Your task is to repeat the entries word for word while leaving out the pictures.
*****
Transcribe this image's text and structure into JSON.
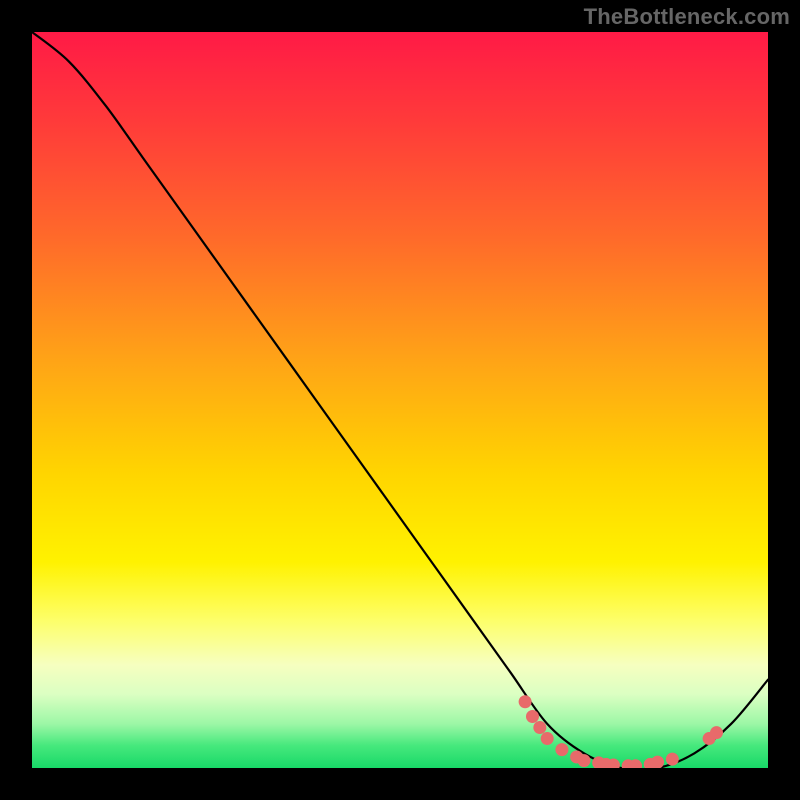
{
  "watermark": "TheBottleneck.com",
  "chart_data": {
    "type": "line",
    "title": "",
    "xlabel": "",
    "ylabel": "",
    "xlim": [
      0,
      100
    ],
    "ylim": [
      0,
      100
    ],
    "grid": false,
    "legend": false,
    "series": [
      {
        "name": "curve",
        "x": [
          0,
          5,
          10,
          15,
          20,
          25,
          30,
          35,
          40,
          45,
          50,
          55,
          60,
          65,
          70,
          75,
          80,
          85,
          90,
          95,
          100
        ],
        "y": [
          100,
          96,
          90,
          83,
          76,
          69,
          62,
          55,
          48,
          41,
          34,
          27,
          20,
          13,
          6,
          2,
          0,
          0,
          2,
          6,
          12
        ]
      }
    ],
    "points": [
      {
        "name": "p1",
        "x": 67,
        "y": 9
      },
      {
        "name": "p2",
        "x": 68,
        "y": 7
      },
      {
        "name": "p3",
        "x": 69,
        "y": 5.5
      },
      {
        "name": "p4",
        "x": 70,
        "y": 4
      },
      {
        "name": "p5",
        "x": 72,
        "y": 2.5
      },
      {
        "name": "p6",
        "x": 74,
        "y": 1.5
      },
      {
        "name": "p7",
        "x": 75,
        "y": 1
      },
      {
        "name": "p8",
        "x": 77,
        "y": 0.7
      },
      {
        "name": "p9",
        "x": 78,
        "y": 0.5
      },
      {
        "name": "p10",
        "x": 79,
        "y": 0.4
      },
      {
        "name": "p11",
        "x": 81,
        "y": 0.3
      },
      {
        "name": "p12",
        "x": 82,
        "y": 0.3
      },
      {
        "name": "p13",
        "x": 84,
        "y": 0.5
      },
      {
        "name": "p14",
        "x": 85,
        "y": 0.8
      },
      {
        "name": "p15",
        "x": 87,
        "y": 1.2
      },
      {
        "name": "p16",
        "x": 92,
        "y": 4
      },
      {
        "name": "p17",
        "x": 93,
        "y": 4.8
      }
    ],
    "gradient_colors": {
      "top": "#ff1a46",
      "mid1": "#ffa516",
      "mid2": "#fff200",
      "bottom": "#18d968"
    }
  }
}
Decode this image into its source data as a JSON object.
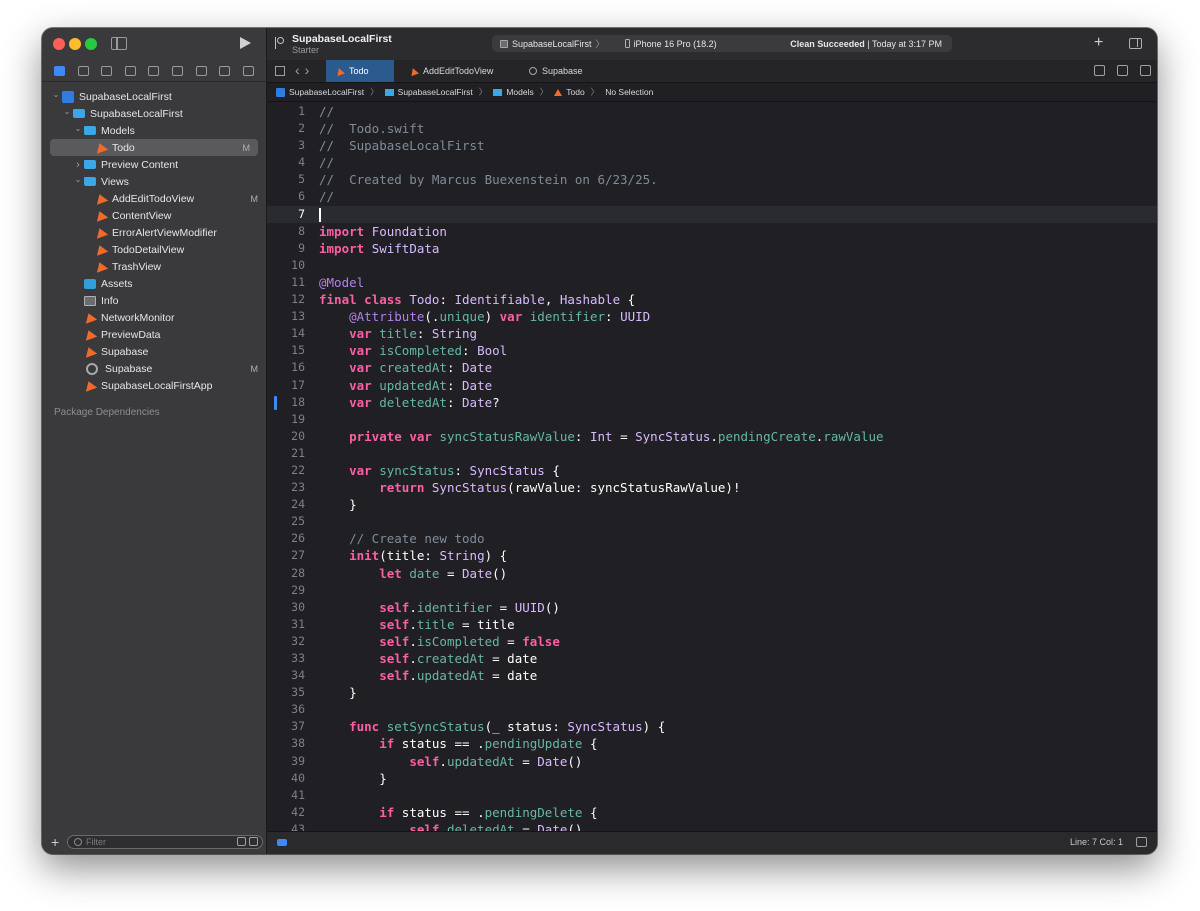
{
  "window": {
    "project_title": "SupabaseLocalFirst",
    "branch": "Starter",
    "scheme": "SupabaseLocalFirst",
    "device": "iPhone 16 Pro (18.2)",
    "status": "Clean Succeeded",
    "status_time": "| Today at 3:17 PM"
  },
  "sidebar": {
    "tree": [
      {
        "label": "SupabaseLocalFirst",
        "icon": "project-icon",
        "depth": 0,
        "disclosure": "open",
        "badge": ""
      },
      {
        "label": "SupabaseLocalFirst",
        "icon": "folder-icon",
        "depth": 1,
        "disclosure": "open",
        "badge": ""
      },
      {
        "label": "Models",
        "icon": "folder-icon",
        "depth": 2,
        "disclosure": "open",
        "badge": ""
      },
      {
        "label": "Todo",
        "icon": "swift-icon",
        "depth": 3,
        "disclosure": "",
        "badge": "M",
        "selected": true
      },
      {
        "label": "Preview Content",
        "icon": "folder-icon",
        "depth": 2,
        "disclosure": "closed",
        "badge": ""
      },
      {
        "label": "Views",
        "icon": "folder-icon",
        "depth": 2,
        "disclosure": "open",
        "badge": ""
      },
      {
        "label": "AddEditTodoView",
        "icon": "swift-icon",
        "depth": 3,
        "disclosure": "",
        "badge": "M"
      },
      {
        "label": "ContentView",
        "icon": "swift-icon",
        "depth": 3,
        "disclosure": "",
        "badge": ""
      },
      {
        "label": "ErrorAlertViewModifier",
        "icon": "swift-icon",
        "depth": 3,
        "disclosure": "",
        "badge": ""
      },
      {
        "label": "TodoDetailView",
        "icon": "swift-icon",
        "depth": 3,
        "disclosure": "",
        "badge": ""
      },
      {
        "label": "TrashView",
        "icon": "swift-icon",
        "depth": 3,
        "disclosure": "",
        "badge": ""
      },
      {
        "label": "Assets",
        "icon": "asset-catalog-icon",
        "depth": 2,
        "disclosure": "",
        "badge": ""
      },
      {
        "label": "Info",
        "icon": "plist-icon",
        "depth": 2,
        "disclosure": "",
        "badge": ""
      },
      {
        "label": "NetworkMonitor",
        "icon": "swift-icon",
        "depth": 2,
        "disclosure": "",
        "badge": ""
      },
      {
        "label": "PreviewData",
        "icon": "swift-icon",
        "depth": 2,
        "disclosure": "",
        "badge": ""
      },
      {
        "label": "Supabase",
        "icon": "swift-icon",
        "depth": 2,
        "disclosure": "",
        "badge": ""
      },
      {
        "label": "Supabase",
        "icon": "gear-icon",
        "depth": 2,
        "disclosure": "",
        "badge": "M"
      },
      {
        "label": "SupabaseLocalFirstApp",
        "icon": "swift-icon",
        "depth": 2,
        "disclosure": "",
        "badge": ""
      }
    ],
    "section_header": "Package Dependencies",
    "filter_placeholder": "Filter"
  },
  "tabs": [
    {
      "label": "Todo",
      "icon": "swift-icon",
      "active": true
    },
    {
      "label": "AddEditTodoView",
      "icon": "swift-icon",
      "active": false
    },
    {
      "label": "Supabase",
      "icon": "gear-icon",
      "active": false
    }
  ],
  "breadcrumb": [
    "SupabaseLocalFirst",
    "SupabaseLocalFirst",
    "Models",
    "Todo",
    "No Selection"
  ],
  "editor": {
    "current_line": 7,
    "lines": [
      "//",
      "//  Todo.swift",
      "//  SupabaseLocalFirst",
      "//",
      "//  Created by Marcus Buexenstein on 6/23/25.",
      "//",
      "",
      "import Foundation",
      "import SwiftData",
      "",
      "@Model",
      "final class Todo: Identifiable, Hashable {",
      "    @Attribute(.unique) var identifier: UUID",
      "    var title: String",
      "    var isCompleted: Bool",
      "    var createdAt: Date",
      "    var updatedAt: Date",
      "    var deletedAt: Date?",
      "",
      "    private var syncStatusRawValue: Int = SyncStatus.pendingCreate.rawValue",
      "",
      "    var syncStatus: SyncStatus {",
      "        return SyncStatus(rawValue: syncStatusRawValue)!",
      "    }",
      "",
      "    // Create new todo",
      "    init(title: String) {",
      "        let date = Date()",
      "",
      "        self.identifier = UUID()",
      "        self.title = title",
      "        self.isCompleted = false",
      "        self.createdAt = date",
      "        self.updatedAt = date",
      "    }",
      "",
      "    func setSyncStatus(_ status: SyncStatus) {",
      "        if status == .pendingUpdate {",
      "            self.updatedAt = Date()",
      "        }",
      "",
      "        if status == .pendingDelete {",
      "            self.deletedAt = Date()"
    ]
  },
  "statusbar": {
    "position": "Line: 7  Col: 1"
  },
  "colors": {
    "keyword": "#fc5fa3",
    "comment": "#7f8c98",
    "accent": "#3d8af7",
    "swift_icon": "#f06a2b",
    "folder_icon": "#3aa8e8"
  }
}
*****
◆ **Task answer**:
Transcribe this image's text and structure into JSON.
{
  "watermark": "TheBottleneck.com",
  "chart_data": {
    "type": "line",
    "title": "",
    "xlabel": "",
    "ylabel": "",
    "xlim": [
      0,
      100
    ],
    "ylim": [
      0,
      100
    ],
    "grid": false,
    "legend": false,
    "series": [
      {
        "name": "curve",
        "x": [
          0,
          5,
          10,
          15,
          20,
          25,
          30,
          35,
          40,
          45,
          50,
          55,
          60,
          65,
          70,
          75,
          80,
          85,
          90,
          95,
          100
        ],
        "y": [
          100,
          96,
          90,
          83,
          76,
          69,
          62,
          55,
          48,
          41,
          34,
          27,
          20,
          13,
          6,
          2,
          0,
          0,
          2,
          6,
          12
        ]
      }
    ],
    "points": [
      {
        "name": "p1",
        "x": 67,
        "y": 9
      },
      {
        "name": "p2",
        "x": 68,
        "y": 7
      },
      {
        "name": "p3",
        "x": 69,
        "y": 5.5
      },
      {
        "name": "p4",
        "x": 70,
        "y": 4
      },
      {
        "name": "p5",
        "x": 72,
        "y": 2.5
      },
      {
        "name": "p6",
        "x": 74,
        "y": 1.5
      },
      {
        "name": "p7",
        "x": 75,
        "y": 1
      },
      {
        "name": "p8",
        "x": 77,
        "y": 0.7
      },
      {
        "name": "p9",
        "x": 78,
        "y": 0.5
      },
      {
        "name": "p10",
        "x": 79,
        "y": 0.4
      },
      {
        "name": "p11",
        "x": 81,
        "y": 0.3
      },
      {
        "name": "p12",
        "x": 82,
        "y": 0.3
      },
      {
        "name": "p13",
        "x": 84,
        "y": 0.5
      },
      {
        "name": "p14",
        "x": 85,
        "y": 0.8
      },
      {
        "name": "p15",
        "x": 87,
        "y": 1.2
      },
      {
        "name": "p16",
        "x": 92,
        "y": 4
      },
      {
        "name": "p17",
        "x": 93,
        "y": 4.8
      }
    ],
    "gradient_colors": {
      "top": "#ff1a46",
      "mid1": "#ffa516",
      "mid2": "#fff200",
      "bottom": "#18d968"
    }
  }
}
Decode this image into its source data as a JSON object.
{
  "window": {
    "project_title": "SupabaseLocalFirst",
    "branch": "Starter",
    "scheme": "SupabaseLocalFirst",
    "device": "iPhone 16 Pro (18.2)",
    "status": "Clean Succeeded",
    "status_time": "| Today at 3:17 PM"
  },
  "sidebar": {
    "tree": [
      {
        "label": "SupabaseLocalFirst",
        "icon": "project-icon",
        "depth": 0,
        "disclosure": "open",
        "badge": ""
      },
      {
        "label": "SupabaseLocalFirst",
        "icon": "folder-icon",
        "depth": 1,
        "disclosure": "open",
        "badge": ""
      },
      {
        "label": "Models",
        "icon": "folder-icon",
        "depth": 2,
        "disclosure": "open",
        "badge": ""
      },
      {
        "label": "Todo",
        "icon": "swift-icon",
        "depth": 3,
        "disclosure": "",
        "badge": "M",
        "selected": true
      },
      {
        "label": "Preview Content",
        "icon": "folder-icon",
        "depth": 2,
        "disclosure": "closed",
        "badge": ""
      },
      {
        "label": "Views",
        "icon": "folder-icon",
        "depth": 2,
        "disclosure": "open",
        "badge": ""
      },
      {
        "label": "AddEditTodoView",
        "icon": "swift-icon",
        "depth": 3,
        "disclosure": "",
        "badge": "M"
      },
      {
        "label": "ContentView",
        "icon": "swift-icon",
        "depth": 3,
        "disclosure": "",
        "badge": ""
      },
      {
        "label": "ErrorAlertViewModifier",
        "icon": "swift-icon",
        "depth": 3,
        "disclosure": "",
        "badge": ""
      },
      {
        "label": "TodoDetailView",
        "icon": "swift-icon",
        "depth": 3,
        "disclosure": "",
        "badge": ""
      },
      {
        "label": "TrashView",
        "icon": "swift-icon",
        "depth": 3,
        "disclosure": "",
        "badge": ""
      },
      {
        "label": "Assets",
        "icon": "asset-catalog-icon",
        "depth": 2,
        "disclosure": "",
        "badge": ""
      },
      {
        "label": "Info",
        "icon": "plist-icon",
        "depth": 2,
        "disclosure": "",
        "badge": ""
      },
      {
        "label": "NetworkMonitor",
        "icon": "swift-icon",
        "depth": 2,
        "disclosure": "",
        "badge": ""
      },
      {
        "label": "PreviewData",
        "icon": "swift-icon",
        "depth": 2,
        "disclosure": "",
        "badge": ""
      },
      {
        "label": "Supabase",
        "icon": "swift-icon",
        "depth": 2,
        "disclosure": "",
        "badge": ""
      },
      {
        "label": "Supabase",
        "icon": "gear-icon",
        "depth": 2,
        "disclosure": "",
        "badge": "M"
      },
      {
        "label": "SupabaseLocalFirstApp",
        "icon": "swift-icon",
        "depth": 2,
        "disclosure": "",
        "badge": ""
      }
    ],
    "section_header": "Package Dependencies",
    "filter_placeholder": "Filter"
  },
  "tabs": [
    {
      "label": "Todo",
      "icon": "swift-icon",
      "active": true
    },
    {
      "label": "AddEditTodoView",
      "icon": "swift-icon",
      "active": false
    },
    {
      "label": "Supabase",
      "icon": "gear-icon",
      "active": false
    }
  ],
  "breadcrumb": [
    "SupabaseLocalFirst",
    "SupabaseLocalFirst",
    "Models",
    "Todo",
    "No Selection"
  ],
  "editor": {
    "current_line": 7,
    "lines": [
      "//",
      "//  Todo.swift",
      "//  SupabaseLocalFirst",
      "//",
      "//  Created by Marcus Buexenstein on 6/23/25.",
      "//",
      "",
      "import Foundation",
      "import SwiftData",
      "",
      "@Model",
      "final class Todo: Identifiable, Hashable {",
      "    @Attribute(.unique) var identifier: UUID",
      "    var title: String",
      "    var isCompleted: Bool",
      "    var createdAt: Date",
      "    var updatedAt: Date",
      "    var deletedAt: Date?",
      "",
      "    private var syncStatusRawValue: Int = SyncStatus.pendingCreate.rawValue",
      "",
      "    var syncStatus: SyncStatus {",
      "        return SyncStatus(rawValue: syncStatusRawValue)!",
      "    }",
      "",
      "    // Create new todo",
      "    init(title: String) {",
      "        let date = Date()",
      "",
      "        self.identifier = UUID()",
      "        self.title = title",
      "        self.isCompleted = false",
      "        self.createdAt = date",
      "        self.updatedAt = date",
      "    }",
      "",
      "    func setSyncStatus(_ status: SyncStatus) {",
      "        if status == .pendingUpdate {",
      "            self.updatedAt = Date()",
      "        }",
      "",
      "        if status == .pendingDelete {",
      "            self.deletedAt = Date()"
    ]
  },
  "statusbar": {
    "position": "Line: 7  Col: 1"
  },
  "colors": {
    "keyword": "#fc5fa3",
    "comment": "#7f8c98",
    "accent": "#3d8af7",
    "swift_icon": "#f06a2b",
    "folder_icon": "#3aa8e8"
  }
}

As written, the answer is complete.